Problems to work on:
A. Please reproduce the passage of the MountainWest RubyConf write-up that begins at the words "Guy Gene discovers" and stops after the words "see with them!)", copying it word for word.
B. Carry on the MountainWest RubyConf write-up from the point where it ends, keeping its tone and format.

Exercise passage:

Mountain West Ruby Conference
Mar
21
We enjoyed mixing it with fellow Rubyists again at the MountainWest RubyConf 2009. This year, Lead Media Partners made a big splash with 3 members of our team presenting.
We’ve gathered summaries, snippets and goodies from their presentations below, or view their presentations in their entirety at Confreaks.
La Dolce Vita Rubyista
Summary: A talk interspersed with film about overcoming resistance, (re)discovering your passions, sustainable high performance, and enjoying your craft (Ruby and otherwise). Featuring clips from the feature that won the award for best foreign language film at the 2009 MountainWest RubyConf film festival.
Utah Ruby User Group members talk about Ruby and life.
Guy Gene goes to work with Ruby and faces resistance.
Guy Gene discovers some culture, and gets a new set of occhiali.
Guy Gene learns about beauty and is prepared for battle.
Movie Trivia
- The actors playing V-Eye, Ernie “E.” Max, and Tex Mate really use editors of a similar name
- As much as he wanted to, Tex didn’t really injest that cream gleaned off E.'s head, because he can't eat dairy
- The reason Bard looks so good as a comic is that he really does stand up (go see Blake Bard at Wise Guys SLC)
- Guy accidentally wore his “new” glasses from Episode II during the standup meeting in Episode I (the prop glasses he was supposed to wear, which Bard steps on later are $15 generics from OfficeMax and he couldn’t see with them!)
- The iPhone navigation to “Yapona” that mistakenly directs them to Japan happened to Alan in real life…but he turned around when he got to L.A. ;-)

Excerpted records:
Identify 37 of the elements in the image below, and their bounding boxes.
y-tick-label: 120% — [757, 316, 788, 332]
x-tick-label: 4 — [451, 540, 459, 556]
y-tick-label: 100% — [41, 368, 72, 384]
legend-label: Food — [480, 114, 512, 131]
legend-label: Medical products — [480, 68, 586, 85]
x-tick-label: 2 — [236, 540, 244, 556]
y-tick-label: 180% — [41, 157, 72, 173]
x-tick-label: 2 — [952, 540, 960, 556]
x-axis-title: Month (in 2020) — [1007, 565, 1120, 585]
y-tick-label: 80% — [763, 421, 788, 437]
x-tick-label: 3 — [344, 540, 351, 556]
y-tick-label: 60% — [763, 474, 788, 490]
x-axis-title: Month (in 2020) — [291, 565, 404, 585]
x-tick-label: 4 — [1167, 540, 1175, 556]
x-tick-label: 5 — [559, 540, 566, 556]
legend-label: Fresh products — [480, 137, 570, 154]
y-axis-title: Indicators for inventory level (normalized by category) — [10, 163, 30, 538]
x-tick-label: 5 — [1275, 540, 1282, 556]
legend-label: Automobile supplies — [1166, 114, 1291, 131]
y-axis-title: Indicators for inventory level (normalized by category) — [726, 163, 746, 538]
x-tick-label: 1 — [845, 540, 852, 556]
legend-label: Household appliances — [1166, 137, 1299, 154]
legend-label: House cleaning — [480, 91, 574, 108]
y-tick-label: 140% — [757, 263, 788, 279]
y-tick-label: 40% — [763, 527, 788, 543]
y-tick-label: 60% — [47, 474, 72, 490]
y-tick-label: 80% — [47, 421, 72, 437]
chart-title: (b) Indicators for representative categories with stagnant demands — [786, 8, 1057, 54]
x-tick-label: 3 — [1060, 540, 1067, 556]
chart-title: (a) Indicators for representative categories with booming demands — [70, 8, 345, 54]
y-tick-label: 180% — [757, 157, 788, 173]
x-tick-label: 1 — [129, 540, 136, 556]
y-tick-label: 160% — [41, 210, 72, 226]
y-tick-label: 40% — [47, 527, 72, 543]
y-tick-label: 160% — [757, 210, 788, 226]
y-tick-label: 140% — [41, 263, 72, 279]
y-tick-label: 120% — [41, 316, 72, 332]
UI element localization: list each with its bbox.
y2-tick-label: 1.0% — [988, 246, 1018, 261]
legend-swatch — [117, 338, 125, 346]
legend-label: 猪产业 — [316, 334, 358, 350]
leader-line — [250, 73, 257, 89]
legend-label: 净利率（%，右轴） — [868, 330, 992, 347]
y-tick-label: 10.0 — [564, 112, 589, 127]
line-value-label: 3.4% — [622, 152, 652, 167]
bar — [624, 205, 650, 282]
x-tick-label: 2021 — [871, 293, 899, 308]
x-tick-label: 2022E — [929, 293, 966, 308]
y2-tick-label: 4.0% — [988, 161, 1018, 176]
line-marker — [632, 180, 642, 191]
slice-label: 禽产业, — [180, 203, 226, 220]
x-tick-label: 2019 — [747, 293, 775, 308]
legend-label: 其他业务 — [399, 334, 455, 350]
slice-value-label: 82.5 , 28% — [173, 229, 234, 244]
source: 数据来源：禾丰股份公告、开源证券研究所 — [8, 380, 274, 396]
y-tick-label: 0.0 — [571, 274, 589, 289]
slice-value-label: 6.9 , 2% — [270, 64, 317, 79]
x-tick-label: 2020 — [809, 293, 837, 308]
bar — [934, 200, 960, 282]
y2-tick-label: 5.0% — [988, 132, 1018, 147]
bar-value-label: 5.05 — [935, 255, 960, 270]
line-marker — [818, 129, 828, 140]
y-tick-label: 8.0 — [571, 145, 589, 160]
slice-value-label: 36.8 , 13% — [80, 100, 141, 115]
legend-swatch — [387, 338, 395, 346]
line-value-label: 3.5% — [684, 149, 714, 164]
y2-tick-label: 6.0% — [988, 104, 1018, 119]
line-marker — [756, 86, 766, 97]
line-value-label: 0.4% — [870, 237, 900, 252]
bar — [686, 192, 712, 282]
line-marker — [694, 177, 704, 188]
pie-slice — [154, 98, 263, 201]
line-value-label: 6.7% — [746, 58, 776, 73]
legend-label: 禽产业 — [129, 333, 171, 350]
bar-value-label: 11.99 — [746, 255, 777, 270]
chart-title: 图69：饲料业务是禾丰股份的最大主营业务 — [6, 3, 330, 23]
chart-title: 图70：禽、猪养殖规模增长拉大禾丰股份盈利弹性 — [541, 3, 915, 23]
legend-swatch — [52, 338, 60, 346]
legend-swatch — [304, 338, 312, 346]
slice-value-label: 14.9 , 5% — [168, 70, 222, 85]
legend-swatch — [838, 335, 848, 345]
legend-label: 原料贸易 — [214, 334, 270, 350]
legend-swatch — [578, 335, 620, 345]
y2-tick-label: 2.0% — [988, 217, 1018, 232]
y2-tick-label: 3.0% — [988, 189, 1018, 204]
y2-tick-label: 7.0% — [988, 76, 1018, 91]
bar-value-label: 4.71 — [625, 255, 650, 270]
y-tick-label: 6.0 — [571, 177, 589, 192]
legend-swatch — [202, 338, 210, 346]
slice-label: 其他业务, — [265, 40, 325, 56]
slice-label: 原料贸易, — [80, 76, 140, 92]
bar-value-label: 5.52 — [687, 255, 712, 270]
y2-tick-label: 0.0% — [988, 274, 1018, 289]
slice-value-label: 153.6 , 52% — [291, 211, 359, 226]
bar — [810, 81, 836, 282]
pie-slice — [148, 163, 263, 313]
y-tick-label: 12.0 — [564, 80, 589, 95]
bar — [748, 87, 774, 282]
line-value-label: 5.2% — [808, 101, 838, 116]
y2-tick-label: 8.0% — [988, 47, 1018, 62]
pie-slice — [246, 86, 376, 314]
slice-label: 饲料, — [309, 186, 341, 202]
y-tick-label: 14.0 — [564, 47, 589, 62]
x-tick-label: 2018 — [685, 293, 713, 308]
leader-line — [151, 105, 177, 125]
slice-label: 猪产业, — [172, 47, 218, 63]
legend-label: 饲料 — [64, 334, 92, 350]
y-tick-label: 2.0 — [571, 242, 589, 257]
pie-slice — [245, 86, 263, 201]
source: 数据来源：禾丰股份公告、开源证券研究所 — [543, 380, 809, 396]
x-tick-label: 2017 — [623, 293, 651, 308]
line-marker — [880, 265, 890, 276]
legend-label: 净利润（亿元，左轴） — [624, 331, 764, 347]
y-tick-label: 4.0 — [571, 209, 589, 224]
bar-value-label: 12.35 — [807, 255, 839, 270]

Answers by item number:
A.
Guy Gene discovers some culture, and gets a new set of occhiali.
Guy Gene learns about beauty and is prepared for battle.
Movie Trivia
- The actors playing V-Eye, Ernie “E.” Max, and Tex Mate really use editors of a similar name
- As much as he wanted to, Tex didn’t really injest that cream gleaned off E.'s head, because he can't eat dairy
- The reason Bard looks so good as a comic is that he really does stand up (go see Blake Bard at Wise Guys SLC)
- Guy accidentally wore his “new” glasses from Episode II during the standup meeting in Episode I (the prop glasses he was supposed to wear, which Bard steps on later are $15 generics from OfficeMax and he couldn’t see with them!)

B.
- The translation “I want coding in Ruby to feel natural, like clay in a child’s hand” is fictional (though we can imagine Matz saying it). It goes with a scene that wasn’t ready for the premier, in which Guy learns from a child prodigy with clay in hand
- Jim Weirich ad lib’d the Java and Ruby-colored lens bit on the spot. He was a natural actor and enjoyed the role of occhialista.
- Matthew Nielsen plays Mr. Mann, CEO of the company depicted with the 3 rings logo. The real CEO of Lead Media Partners, Chandler Horsley, makes a cameo in the car unloading scene near the end
- Alan shot the Italian scene background in Rome during a business trip in 2003. If you look carefully, it is the same 8 second loop repeated (pesky waiter keeps going the same way)
- Joseph LeBaron, creative director at Lead Media Partners, put together the alpha masked logo and beacon for the ‘bat signal’ effect
- The letters on the M1N45W4N plate of course refer to ‘MINASWAN’, but you may also recognize the 6 numbers on the right
Outside-In Development with Cucumber
Summary: Cucumber is a BDD tool that aids in outside-in development by executing plain-text features/stories as automated acceptance tests. Written in conjunction with the stakeholder, these Cucumber featuresˇ clearly articulate business value and also serve as a practical guide throughout the development process: by explicitly outlining the expected outcomes of various scenarios developers know both where to begin and when they are finished. I will present the basic usage of Cucumber, primarily in the context of web applications, which will include a survey of the common tools used for simulated and automated browser-testing. Common questions and pitfalls that arise will also be discussed.
Tour Bus
Summary: TourBus is a tool we developed here at Lead Media Partners to answer the question: "Can our site handle the traffic?" It's a load-testing tool for the web that lets you build complex "tours" of a website, and then run them concurrently against your webserver. We used it to performance tune our web cluster to handle ten times the traffic overall, and well over a hundred times the traffic in our critical paths.